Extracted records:
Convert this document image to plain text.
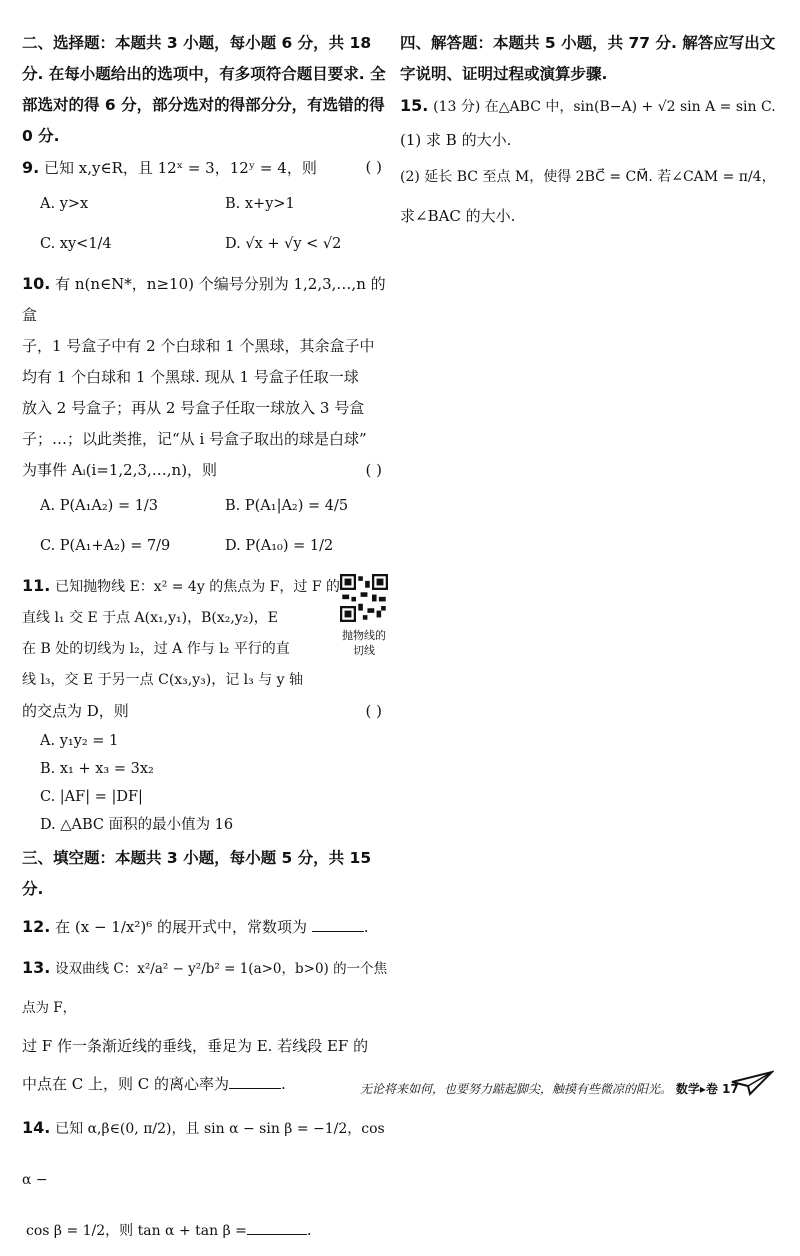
二、选择题：本题共 3 小题，每小题 6 分，共 18 分. 在每小题给出的选项中，有多项符合题目要求. 全部选对的得 6 分，部分选对的得部分分，有选错的得 0 分.

9. 已知 x,y∈R，且 12ˣ = 3，12ʸ = 4，则	( )
A. y>x	B. x+y>1
C. xy<1/4	D. √x + √y < √2
10. 有 n(n∈N*，n≥10) 个编号分别为 1,2,3,…,n 的盒
子，1 号盒子中有 2 个白球和 1 个黑球，其余盒子中
均有 1 个白球和 1 个黑球. 现从 1 号盒子任取一球
放入 2 号盒子；再从 2 号盒子任取一球放入 3 号盒
子；…；以此类推，记“从 i 号盒子取出的球是白球”
为事件 Aᵢ(i=1,2,3,…,n)，则	( )
A. P(A₁A₂) = 1/3	B. P(A₁|A₂) = 4/5
C. P(A₁+A₂) = 7/9	D. P(A₁₀) = 1/2
抛物线的
切线
11. 已知抛物线 E：x² = 4y 的焦点为 F，过 F 的
直线 l₁ 交 E 于点 A(x₁,y₁)，B(x₂,y₂)，E
在 B 处的切线为 l₂，过 A 作与 l₂ 平行的直
线 l₃，交 E 于另一点 C(x₃,y₃)，记 l₃ 与 y 轴
的交点为 D，则	( )
A. y₁y₂ = 1
B. x₁ + x₃ = 3x₂
C. |AF| = |DF|
D. △ABC 面积的最小值为 16

三、填空题：本题共 3 小题，每小题 5 分，共 15 分.

12. 在 (x − 1/x²)⁶ 的展开式中，常数项为	.
13. 设双曲线 C：x²/a² − y²/b² = 1(a>0，b>0) 的一个焦点为 F，
过 F 作一条渐近线的垂线，垂足为 E. 若线段 EF 的
中点在 C 上，则 C 的离心率为	.
14. 已知 α,β∈(0, π/2)，且 sin α − sin β = −1/2，cos α −
cos β = 1/2，则 tan α + tan β =	.

四、解答题：本题共 5 小题，共 77 分. 解答应写出文字说明、证明过程或演算步骤.

15. (13 分) 在△ABC 中，sin(B−A) + √2 sin A = sin C.
(1) 求 B 的大小.
(2) 延长 BC 至点 M，使得 2BC⃗ = CM⃗. 若∠CAM = π/4，
求∠BAC 的大小.
无论将来如何，也要努力踮起脚尖，触摸有些微凉的阳光。 数学▸卷 17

Exercise: Check each line of the entries above for the word "个白球和". List the ones that have it.

Written solution:
子，1 号盒子中有 2 个白球和 1 个黑球，其余盒子中
均有 1 个白球和 1 个黑球. 现从 1 号盒子任取一球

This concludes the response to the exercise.